* [SHORT TASK]
Extract the complete listing and output it unchanged.

========================

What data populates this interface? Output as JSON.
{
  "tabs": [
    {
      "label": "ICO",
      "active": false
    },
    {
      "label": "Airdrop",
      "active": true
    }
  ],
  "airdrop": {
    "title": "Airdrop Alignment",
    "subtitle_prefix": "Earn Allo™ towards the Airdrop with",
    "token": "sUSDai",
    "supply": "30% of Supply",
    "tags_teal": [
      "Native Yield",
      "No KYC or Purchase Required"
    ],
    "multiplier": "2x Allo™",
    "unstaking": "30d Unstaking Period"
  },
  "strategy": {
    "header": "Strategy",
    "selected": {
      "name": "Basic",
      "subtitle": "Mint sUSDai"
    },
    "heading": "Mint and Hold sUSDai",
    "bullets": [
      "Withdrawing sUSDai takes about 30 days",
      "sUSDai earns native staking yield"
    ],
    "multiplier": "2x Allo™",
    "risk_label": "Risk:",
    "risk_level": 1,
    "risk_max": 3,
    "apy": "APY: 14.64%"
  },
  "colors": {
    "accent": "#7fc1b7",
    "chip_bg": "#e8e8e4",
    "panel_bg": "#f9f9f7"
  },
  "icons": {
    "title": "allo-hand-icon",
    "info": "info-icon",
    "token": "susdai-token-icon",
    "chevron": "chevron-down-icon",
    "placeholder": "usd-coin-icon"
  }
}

========================

* [RESULT]
What data populates this interface? Output as JSON.
{
  "tabs": [
    {
      "label": "ICO",
      "active": false
    },
    {
      "label": "Airdrop",
      "active": true
    }
  ],
  "airdrop": {
    "title": "Airdrop Alignment",
    "subtitle_prefix": "Earn Allo™ towards the Airdrop with",
    "token": "sUSDai",
    "supply": "30% of Supply",
    "tags_teal": [
      "Native Yield",
      "No KYC or Purchase Required"
    ],
    "multiplier": "2x Allo™",
    "unstaking": "30d Unstaking Period"
  },
  "strategy": {
    "header": "Strategy",
    "selected": {
      "name": "Basic",
      "subtitle": "Mint sUSDai"
    },
    "heading": "Mint and Hold sUSDai",
    "bullets": [
      "Withdrawing sUSDai takes about 30 days",
      "sUSDai earns native staking yield"
    ],
    "multiplier": "2x Allo™",
    "risk_label": "Risk:",
    "risk_level": 1,
    "risk_max": 3,
    "apy": "APY: 14.64%"
  },
  "colors": {
    "accent": "#7fc1b7",
    "chip_bg": "#e8e8e4",
    "panel_bg": "#f9f9f7"
  },
  "icons": {
    "title": "allo-hand-icon",
    "info": "info-icon",
    "token": "susdai-token-icon",
    "chevron": "chevron-down-icon",
    "placeholder": "usd-coin-icon"
  }
}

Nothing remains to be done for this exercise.